(begin)

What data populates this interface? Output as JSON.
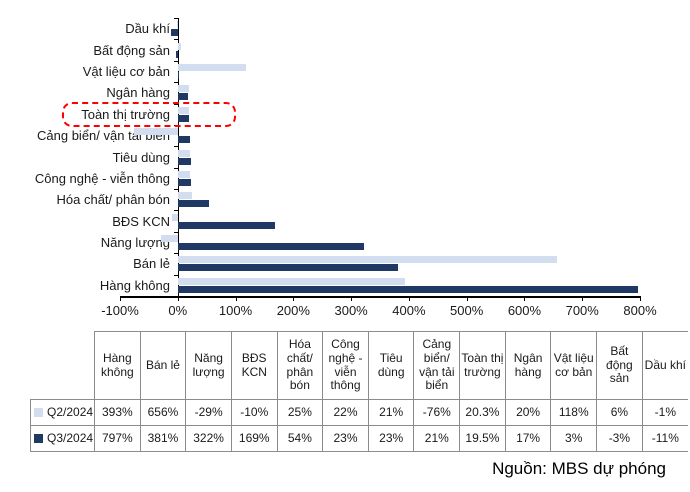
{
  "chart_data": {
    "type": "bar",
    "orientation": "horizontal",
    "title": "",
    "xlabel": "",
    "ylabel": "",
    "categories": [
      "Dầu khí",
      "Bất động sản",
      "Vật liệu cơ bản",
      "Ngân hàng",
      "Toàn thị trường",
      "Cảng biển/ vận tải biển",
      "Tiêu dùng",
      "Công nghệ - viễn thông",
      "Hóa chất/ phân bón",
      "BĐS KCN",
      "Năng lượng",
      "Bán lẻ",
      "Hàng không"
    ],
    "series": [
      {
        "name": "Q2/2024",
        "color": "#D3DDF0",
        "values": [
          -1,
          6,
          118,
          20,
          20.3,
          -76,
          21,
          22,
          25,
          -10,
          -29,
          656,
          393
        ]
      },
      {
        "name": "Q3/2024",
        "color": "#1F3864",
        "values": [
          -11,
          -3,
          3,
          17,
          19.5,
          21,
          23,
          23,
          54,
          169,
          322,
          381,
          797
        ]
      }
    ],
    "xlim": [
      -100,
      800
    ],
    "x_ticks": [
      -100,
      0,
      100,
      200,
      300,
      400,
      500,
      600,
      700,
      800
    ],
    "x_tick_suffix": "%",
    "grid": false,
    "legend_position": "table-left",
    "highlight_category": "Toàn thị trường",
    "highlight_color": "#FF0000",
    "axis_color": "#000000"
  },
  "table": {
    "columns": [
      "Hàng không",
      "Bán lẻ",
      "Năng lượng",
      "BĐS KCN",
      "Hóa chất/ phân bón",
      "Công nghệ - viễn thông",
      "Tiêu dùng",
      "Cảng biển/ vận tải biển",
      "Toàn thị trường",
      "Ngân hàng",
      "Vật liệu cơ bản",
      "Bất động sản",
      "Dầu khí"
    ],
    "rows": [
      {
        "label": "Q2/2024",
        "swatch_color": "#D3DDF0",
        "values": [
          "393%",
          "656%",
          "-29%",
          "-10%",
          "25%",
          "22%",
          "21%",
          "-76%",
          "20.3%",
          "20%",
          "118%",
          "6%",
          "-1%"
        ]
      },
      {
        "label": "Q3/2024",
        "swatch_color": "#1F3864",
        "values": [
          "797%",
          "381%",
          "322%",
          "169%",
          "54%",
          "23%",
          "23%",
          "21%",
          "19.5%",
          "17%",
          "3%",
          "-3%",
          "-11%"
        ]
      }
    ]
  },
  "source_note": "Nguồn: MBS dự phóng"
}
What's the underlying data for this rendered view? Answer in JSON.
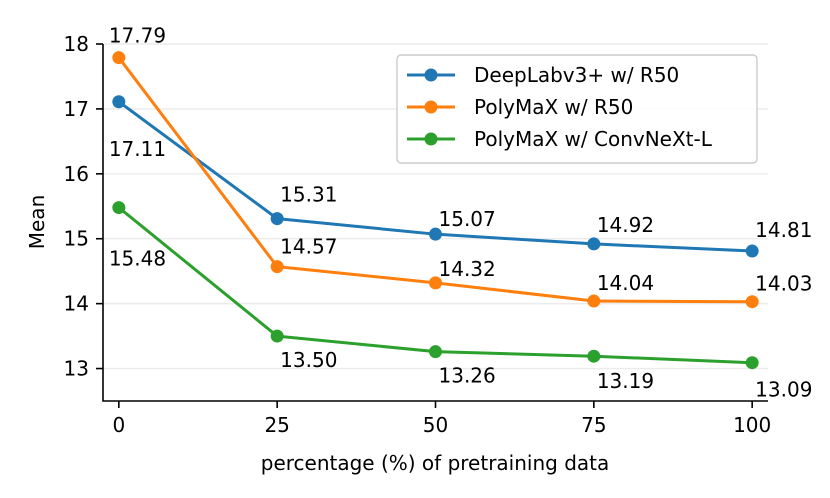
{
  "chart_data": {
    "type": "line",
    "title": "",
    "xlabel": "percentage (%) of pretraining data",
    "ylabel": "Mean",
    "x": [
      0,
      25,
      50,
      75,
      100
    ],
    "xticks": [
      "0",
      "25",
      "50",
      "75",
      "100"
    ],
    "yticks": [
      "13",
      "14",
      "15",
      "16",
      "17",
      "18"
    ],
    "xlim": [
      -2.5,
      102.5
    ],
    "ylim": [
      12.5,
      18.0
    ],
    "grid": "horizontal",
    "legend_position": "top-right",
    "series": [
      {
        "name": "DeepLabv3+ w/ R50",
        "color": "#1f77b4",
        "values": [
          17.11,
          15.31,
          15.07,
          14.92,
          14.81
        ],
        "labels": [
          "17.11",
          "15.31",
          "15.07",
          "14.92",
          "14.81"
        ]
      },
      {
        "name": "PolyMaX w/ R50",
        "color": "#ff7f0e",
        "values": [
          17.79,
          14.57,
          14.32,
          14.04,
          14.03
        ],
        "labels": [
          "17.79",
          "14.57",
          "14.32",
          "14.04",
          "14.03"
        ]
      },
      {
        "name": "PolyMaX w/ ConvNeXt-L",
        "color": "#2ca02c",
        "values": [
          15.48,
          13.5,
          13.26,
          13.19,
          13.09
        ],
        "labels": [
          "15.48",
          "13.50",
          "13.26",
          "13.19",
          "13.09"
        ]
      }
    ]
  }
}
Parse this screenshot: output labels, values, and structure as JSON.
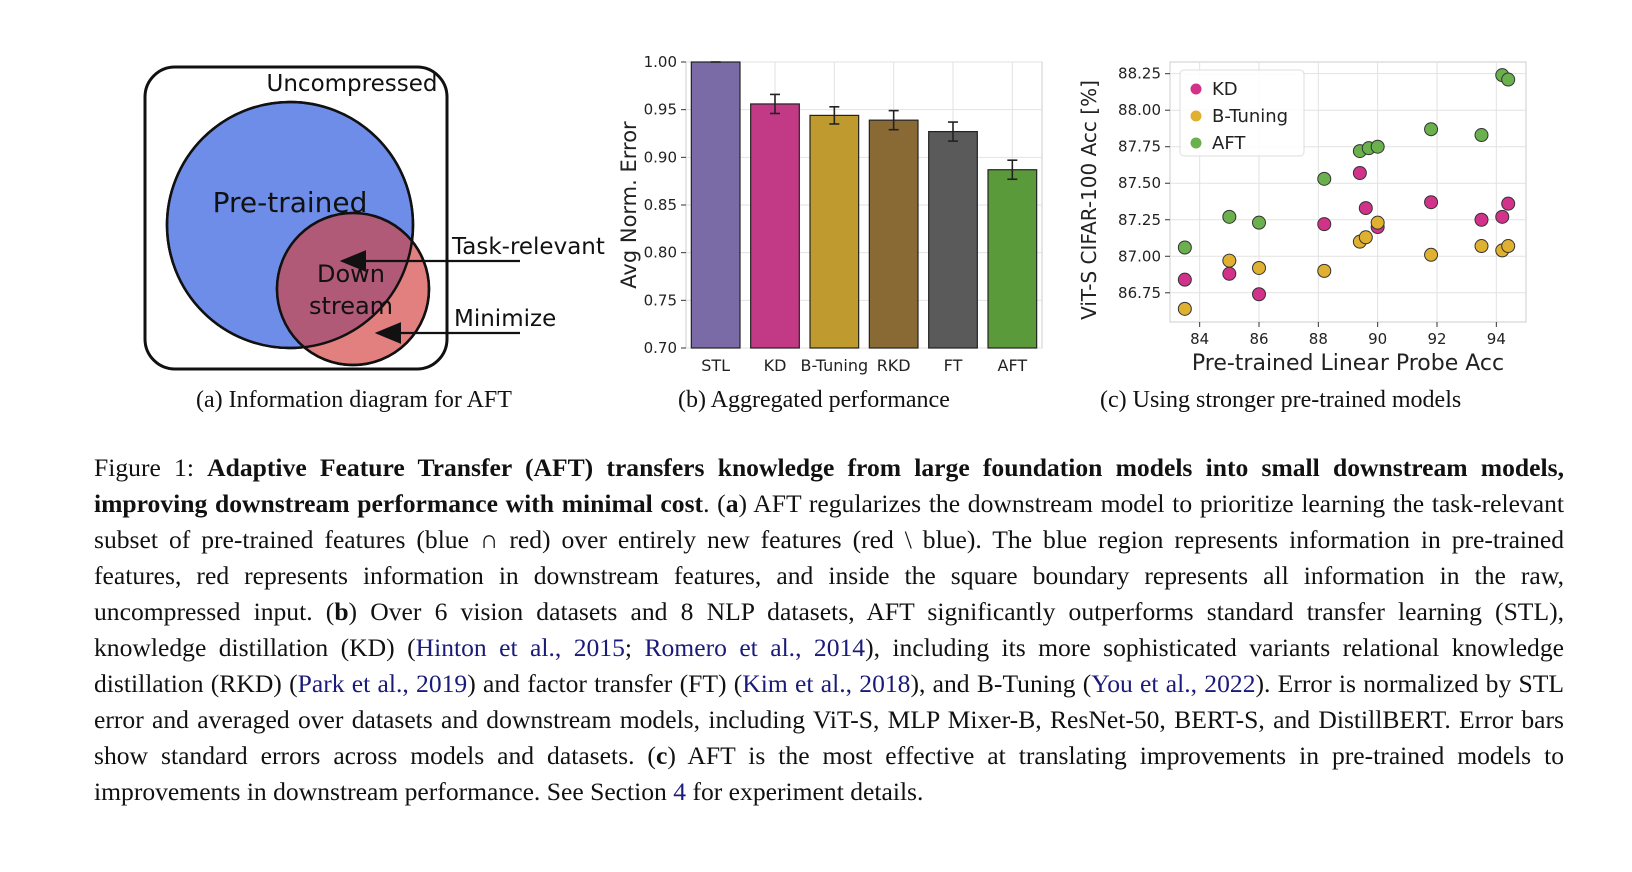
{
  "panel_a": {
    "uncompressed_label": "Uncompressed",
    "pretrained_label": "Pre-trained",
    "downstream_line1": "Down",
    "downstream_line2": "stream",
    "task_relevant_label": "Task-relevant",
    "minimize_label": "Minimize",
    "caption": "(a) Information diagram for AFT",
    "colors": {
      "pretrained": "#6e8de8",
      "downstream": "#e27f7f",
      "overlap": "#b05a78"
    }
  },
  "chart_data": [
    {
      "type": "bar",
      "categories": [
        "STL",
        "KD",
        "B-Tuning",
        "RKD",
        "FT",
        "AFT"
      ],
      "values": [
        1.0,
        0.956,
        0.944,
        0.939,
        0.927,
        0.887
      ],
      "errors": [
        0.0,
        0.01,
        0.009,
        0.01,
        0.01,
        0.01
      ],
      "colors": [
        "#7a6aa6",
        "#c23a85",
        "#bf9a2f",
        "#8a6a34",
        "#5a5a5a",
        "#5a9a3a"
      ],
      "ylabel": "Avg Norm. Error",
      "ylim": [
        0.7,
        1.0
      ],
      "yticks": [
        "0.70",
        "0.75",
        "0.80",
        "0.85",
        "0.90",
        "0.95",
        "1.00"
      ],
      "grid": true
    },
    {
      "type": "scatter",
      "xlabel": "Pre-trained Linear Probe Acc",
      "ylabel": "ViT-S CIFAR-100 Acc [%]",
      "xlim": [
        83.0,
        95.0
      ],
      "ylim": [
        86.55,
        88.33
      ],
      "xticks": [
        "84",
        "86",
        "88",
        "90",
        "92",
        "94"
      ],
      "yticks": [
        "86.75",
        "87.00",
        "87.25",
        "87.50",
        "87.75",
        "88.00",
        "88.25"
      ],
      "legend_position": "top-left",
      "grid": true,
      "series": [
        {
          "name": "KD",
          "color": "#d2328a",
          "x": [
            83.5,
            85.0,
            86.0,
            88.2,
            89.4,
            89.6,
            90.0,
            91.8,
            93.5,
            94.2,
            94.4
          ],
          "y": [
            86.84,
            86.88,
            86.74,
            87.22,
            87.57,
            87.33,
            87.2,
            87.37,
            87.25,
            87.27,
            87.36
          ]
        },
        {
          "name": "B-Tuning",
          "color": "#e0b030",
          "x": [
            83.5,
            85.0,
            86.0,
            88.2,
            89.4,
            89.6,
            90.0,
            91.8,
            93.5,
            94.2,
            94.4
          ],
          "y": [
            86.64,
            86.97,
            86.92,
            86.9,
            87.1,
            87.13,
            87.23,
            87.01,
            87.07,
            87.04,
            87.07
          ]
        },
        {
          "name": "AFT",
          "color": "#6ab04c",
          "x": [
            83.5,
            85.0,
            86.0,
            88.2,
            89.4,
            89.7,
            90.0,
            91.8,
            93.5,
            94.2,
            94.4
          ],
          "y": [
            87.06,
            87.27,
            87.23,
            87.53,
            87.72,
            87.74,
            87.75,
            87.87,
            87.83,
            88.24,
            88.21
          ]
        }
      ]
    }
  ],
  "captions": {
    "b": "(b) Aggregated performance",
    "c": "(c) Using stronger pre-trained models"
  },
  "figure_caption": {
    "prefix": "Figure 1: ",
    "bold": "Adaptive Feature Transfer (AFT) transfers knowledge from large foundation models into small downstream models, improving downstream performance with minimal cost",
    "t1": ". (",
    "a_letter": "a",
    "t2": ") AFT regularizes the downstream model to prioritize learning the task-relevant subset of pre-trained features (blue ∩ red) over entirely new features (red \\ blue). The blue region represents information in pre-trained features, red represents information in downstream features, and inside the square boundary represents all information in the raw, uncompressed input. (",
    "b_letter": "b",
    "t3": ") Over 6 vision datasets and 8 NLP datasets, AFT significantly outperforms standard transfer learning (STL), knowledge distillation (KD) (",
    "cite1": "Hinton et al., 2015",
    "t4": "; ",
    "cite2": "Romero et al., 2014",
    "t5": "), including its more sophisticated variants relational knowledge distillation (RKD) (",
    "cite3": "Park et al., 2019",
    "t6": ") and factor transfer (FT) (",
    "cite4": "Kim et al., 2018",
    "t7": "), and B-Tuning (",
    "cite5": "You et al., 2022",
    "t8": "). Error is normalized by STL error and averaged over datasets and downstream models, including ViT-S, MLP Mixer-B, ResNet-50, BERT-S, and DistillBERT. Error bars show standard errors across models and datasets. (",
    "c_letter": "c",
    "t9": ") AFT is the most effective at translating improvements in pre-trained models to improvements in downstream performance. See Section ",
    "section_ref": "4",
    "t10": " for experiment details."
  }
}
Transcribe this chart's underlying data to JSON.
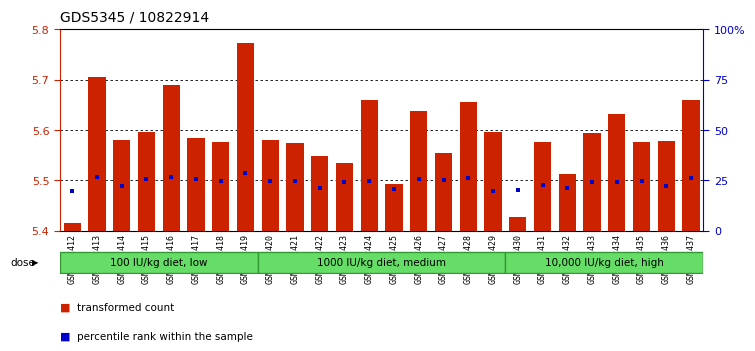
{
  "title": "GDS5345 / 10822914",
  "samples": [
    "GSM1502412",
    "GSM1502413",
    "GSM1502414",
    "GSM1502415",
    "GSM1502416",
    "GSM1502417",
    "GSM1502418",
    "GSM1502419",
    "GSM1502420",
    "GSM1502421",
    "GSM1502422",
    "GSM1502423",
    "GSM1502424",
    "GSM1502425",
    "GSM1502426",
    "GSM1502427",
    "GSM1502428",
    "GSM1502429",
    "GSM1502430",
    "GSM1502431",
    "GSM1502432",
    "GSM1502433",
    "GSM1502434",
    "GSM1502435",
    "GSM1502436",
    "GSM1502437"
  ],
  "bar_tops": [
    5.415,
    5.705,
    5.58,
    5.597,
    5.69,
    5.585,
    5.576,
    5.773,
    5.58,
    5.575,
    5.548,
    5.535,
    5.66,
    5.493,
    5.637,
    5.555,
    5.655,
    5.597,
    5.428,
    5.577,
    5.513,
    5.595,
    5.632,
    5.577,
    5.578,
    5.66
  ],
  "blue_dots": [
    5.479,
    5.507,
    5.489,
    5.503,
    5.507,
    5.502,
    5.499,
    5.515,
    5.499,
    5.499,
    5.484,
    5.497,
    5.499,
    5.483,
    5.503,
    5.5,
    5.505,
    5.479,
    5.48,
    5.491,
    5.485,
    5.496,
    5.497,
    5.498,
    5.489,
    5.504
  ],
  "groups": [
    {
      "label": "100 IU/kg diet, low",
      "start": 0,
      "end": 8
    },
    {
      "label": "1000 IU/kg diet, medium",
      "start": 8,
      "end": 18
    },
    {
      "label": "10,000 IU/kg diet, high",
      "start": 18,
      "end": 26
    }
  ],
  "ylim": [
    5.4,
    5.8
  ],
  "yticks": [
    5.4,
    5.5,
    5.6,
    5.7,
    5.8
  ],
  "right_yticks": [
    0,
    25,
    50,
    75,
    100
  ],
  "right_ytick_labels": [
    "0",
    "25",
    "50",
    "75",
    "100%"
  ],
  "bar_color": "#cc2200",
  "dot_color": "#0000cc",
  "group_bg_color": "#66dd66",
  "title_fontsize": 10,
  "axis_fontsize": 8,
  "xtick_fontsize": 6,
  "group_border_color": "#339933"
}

(end)

**WHAT IS NEEDED**
Copy each line above that contains the string "Tuning".

**CORRECT OUTPUT**
        "B-Tuning",
          "name": "B-Tuning",
    "t7": "), and B-Tuning (",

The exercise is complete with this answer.